Provided records.

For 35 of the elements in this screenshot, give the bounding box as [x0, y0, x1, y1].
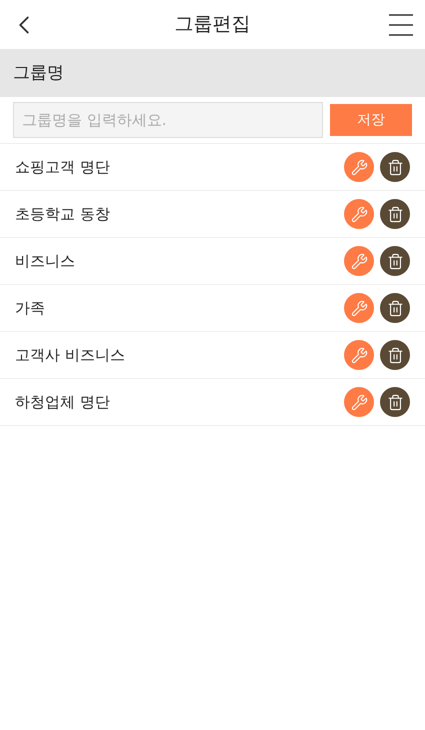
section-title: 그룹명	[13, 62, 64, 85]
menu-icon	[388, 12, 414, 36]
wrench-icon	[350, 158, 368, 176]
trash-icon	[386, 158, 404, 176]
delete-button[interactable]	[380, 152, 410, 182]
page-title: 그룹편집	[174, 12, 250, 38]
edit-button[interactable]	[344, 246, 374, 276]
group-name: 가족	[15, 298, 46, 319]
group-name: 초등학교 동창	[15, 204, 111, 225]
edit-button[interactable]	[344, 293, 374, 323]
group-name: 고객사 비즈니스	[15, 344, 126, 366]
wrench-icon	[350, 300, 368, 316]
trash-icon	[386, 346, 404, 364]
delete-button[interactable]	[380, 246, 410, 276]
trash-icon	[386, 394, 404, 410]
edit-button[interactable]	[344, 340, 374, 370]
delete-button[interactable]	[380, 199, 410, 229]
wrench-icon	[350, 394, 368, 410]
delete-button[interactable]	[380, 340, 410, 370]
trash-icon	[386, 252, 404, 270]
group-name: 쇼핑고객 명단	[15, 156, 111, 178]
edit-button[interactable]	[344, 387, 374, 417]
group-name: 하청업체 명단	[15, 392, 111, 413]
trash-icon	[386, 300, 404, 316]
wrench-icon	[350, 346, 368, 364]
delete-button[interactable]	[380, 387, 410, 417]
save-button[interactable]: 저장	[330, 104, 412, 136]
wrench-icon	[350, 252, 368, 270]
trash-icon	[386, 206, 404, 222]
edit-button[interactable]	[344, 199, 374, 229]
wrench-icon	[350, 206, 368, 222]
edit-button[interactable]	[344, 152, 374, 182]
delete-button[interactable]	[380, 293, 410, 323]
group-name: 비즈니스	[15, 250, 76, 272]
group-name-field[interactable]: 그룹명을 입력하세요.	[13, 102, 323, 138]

Given request. Turn the rows above into a Markdown table with an Index column for the line number and a Text column for the line itself, skipping blank lines. Leave the pictures out.

Task response.
| Index | Text |
|---|---|
| 1 | For 35 of the elements in this screenshot, give the bounding box as [x0, y0, x1, y1]. |
| 2 | section-title: 그룹명	[13, 62, 64, 85] |
| 3 | menu-icon	[388, 12, 414, 36] |
| 4 | wrench-icon	[350, 158, 368, 176] |
| 5 | trash-icon	[386, 158, 404, 176] |
| 6 | delete-button[interactable]	[380, 152, 410, 182] |
| 7 | page-title: 그룹편집	[174, 12, 250, 38] |
| 8 | edit-button[interactable]	[344, 246, 374, 276] |
| 9 | group-name: 가족	[15, 298, 46, 319] |
| 10 | group-name: 초등학교 동창	[15, 204, 111, 225] |
| 11 | edit-button[interactable]	[344, 293, 374, 323] |
| 12 | group-name: 고객사 비즈니스	[15, 344, 126, 366] |
| 13 | wrench-icon	[350, 300, 368, 316] |
| 14 | trash-icon	[386, 346, 404, 364] |
| 15 | delete-button[interactable]	[380, 246, 410, 276] |
| 16 | trash-icon	[386, 394, 404, 410] |
| 17 | edit-button[interactable]	[344, 340, 374, 370] |
| 18 | delete-button[interactable]	[380, 199, 410, 229] |
| 19 | wrench-icon	[350, 394, 368, 410] |
| 20 | delete-button[interactable]	[380, 340, 410, 370] |
| 21 | trash-icon	[386, 252, 404, 270] |
| 22 | group-name: 쇼핑고객 명단	[15, 156, 111, 178] |
| 23 | edit-button[interactable]	[344, 387, 374, 417] |
| 24 | group-name: 하청업체 명단	[15, 392, 111, 413] |
| 25 | trash-icon	[386, 300, 404, 316] |
| 26 | wrench-icon	[350, 346, 368, 364] |
| 27 | delete-button[interactable]	[380, 387, 410, 417] |
| 28 | save-button[interactable]: 저장	[330, 104, 412, 136] |
| 29 | wrench-icon	[350, 252, 368, 270] |
| 30 | trash-icon	[386, 206, 404, 222] |
| 31 | edit-button[interactable]	[344, 199, 374, 229] |
| 32 | wrench-icon	[350, 206, 368, 222] |
| 33 | edit-button[interactable]	[344, 152, 374, 182] |
| 34 | delete-button[interactable]	[380, 293, 410, 323] |
| 35 | group-name: 비즈니스	[15, 250, 76, 272] |
| 36 | group-name-field[interactable]: 그룹명을 입력하세요.	[13, 102, 323, 138] |